>> Begin

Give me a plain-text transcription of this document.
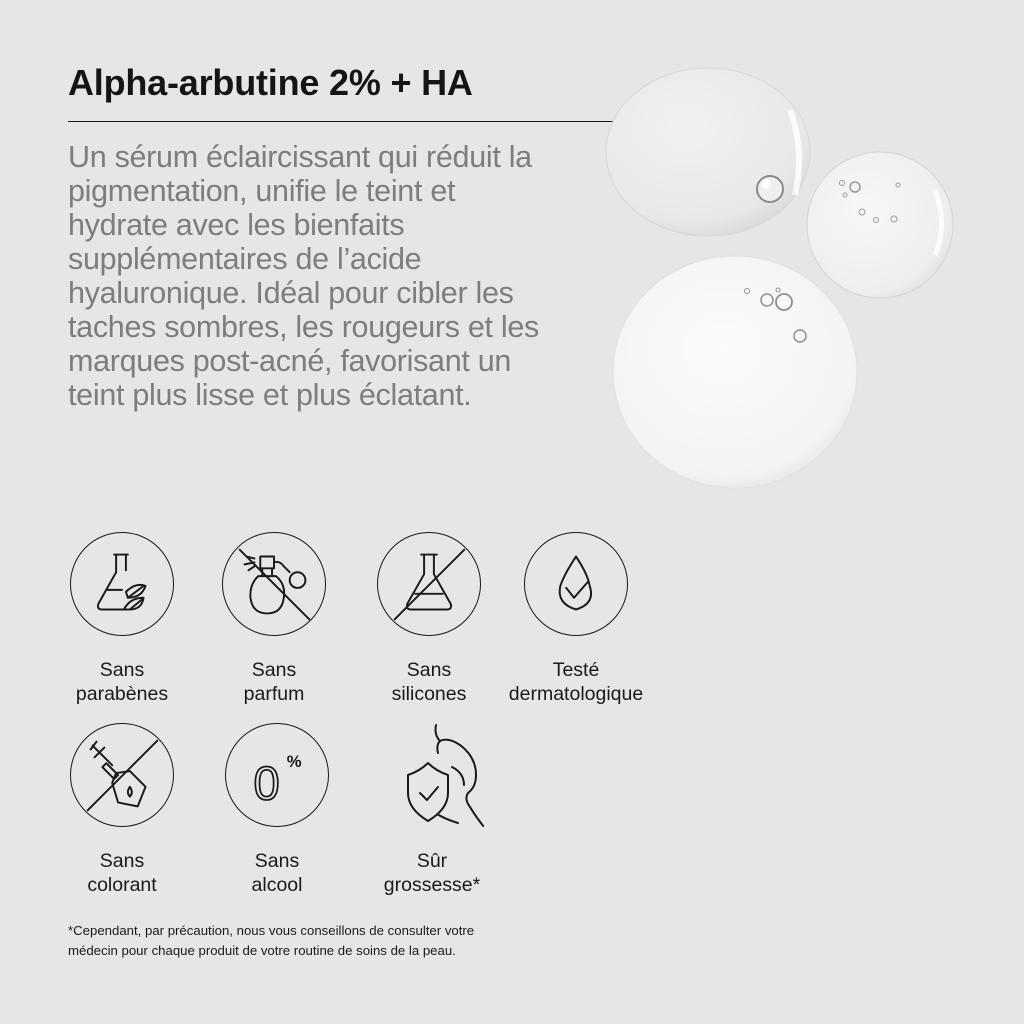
Alpha-arbutine 2% + HA

Un sérum éclaircissant qui réduit la pigmentation, unifie le teint et hydrate avec les bienfaits supplémentaires de l’acide hyaluronique. Idéal pour cibler les taches sombres, les rougeurs et les marques post-acné, favorisant un teint plus lisse et plus éclatant.

Sans
parabènes
Sans
parfum
Sans
silicones
Testé
dermatologique
Sans
colorant
0 %
Sans
alcool
Sûr
grossesse*

*Cependant, par précaution, nous vous conseillons de consulter votre
médecin pour chaque produit de votre routine de soins de la peau.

>> End

Take every line from the records above that has the word "pour" and copy it.

Un sérum éclaircissant qui réduit la pigmentation, unifie le teint et hydrate avec les bienfaits supplémentaires de l’acide hyaluronique. Idéal pour cibler les taches sombres, les rougeurs et les marques post-acné, favorisant un teint plus lisse et plus éclatant.
médecin pour chaque produit de votre routine de soins de la peau.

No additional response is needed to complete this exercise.